作成内容. 以下の植え替えと肥料に関する抜粋から、かぎかっこ「」で囲まれた語をすべて、重複なしで書き出してください。

原文抜粋.
####################
植え替え時の根へのダメージを最小限に抑えるためだよ!
植え替えは出来れば春(3月後半~5月)の間に行いましょう。
本格的な成長期前に行う事で成長が鈍化する季節までにしっかりと根を張ることが出来て、調子を崩すことなく冬越しが出来るようになるでしょう。
もし、「春」に植え替えが出来ずに「秋」に植え替えを行う場合は出来るだけ根をいじらないような植え替えを心がけましょう。
「秋」に大胆に根を整理してしまうと成長が止まってしまう「冬」までにしっかりと根を張ることが出来ず、調子を崩してしまうためです。
植え替えは植物の体力をいっぱい使うから休ませてあげる事が大事だよ!
植え替えを行う際は用土の中に害虫予防の「オルトランDX」と緩効性肥料の「マグァンプK」を入れておきましょう。
害虫予防の「オルトランDX」と肥料の「マグァンプK」は用土に混ぜて使える、僕たちの強い味方だよ!
植え替えは植物の体力を非常に使うので「冬」の休眠時の植え替えは避けましょう。
成長が止まっている時期に植え替えを行ってしまうと、植え替え時のダメージが回復できずに弱ってしまい、最悪の場合枯れてしまうリスクがあります。
春が来てビグエリーが動き出すまで我慢しましょう。
肥料

ビグエリーは植え替え時に元肥、成長期(春〜秋)に追肥を与えるとさらに元気に成長してくれます。
元肥は植え替え後の根の初期生育を助ける肥料です。
元肥は虫のわかない、肥料焼けのしにくい、「マグァンプK」などの緩効性肥料がオススメです。
緩効性肥料とは?
####################
提供資料.

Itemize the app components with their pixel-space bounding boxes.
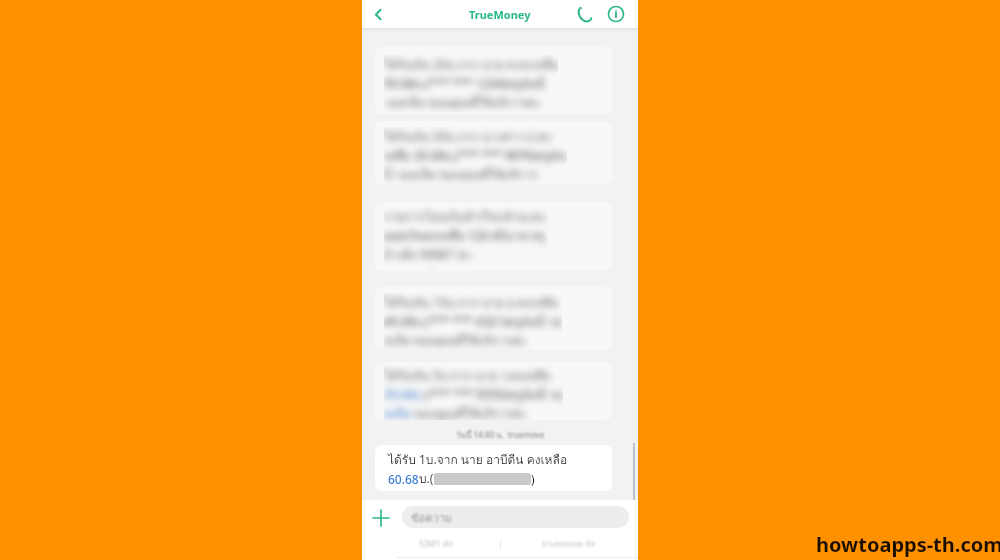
####################
解答.
春
秋
冬
オルトランDX
マグァンプK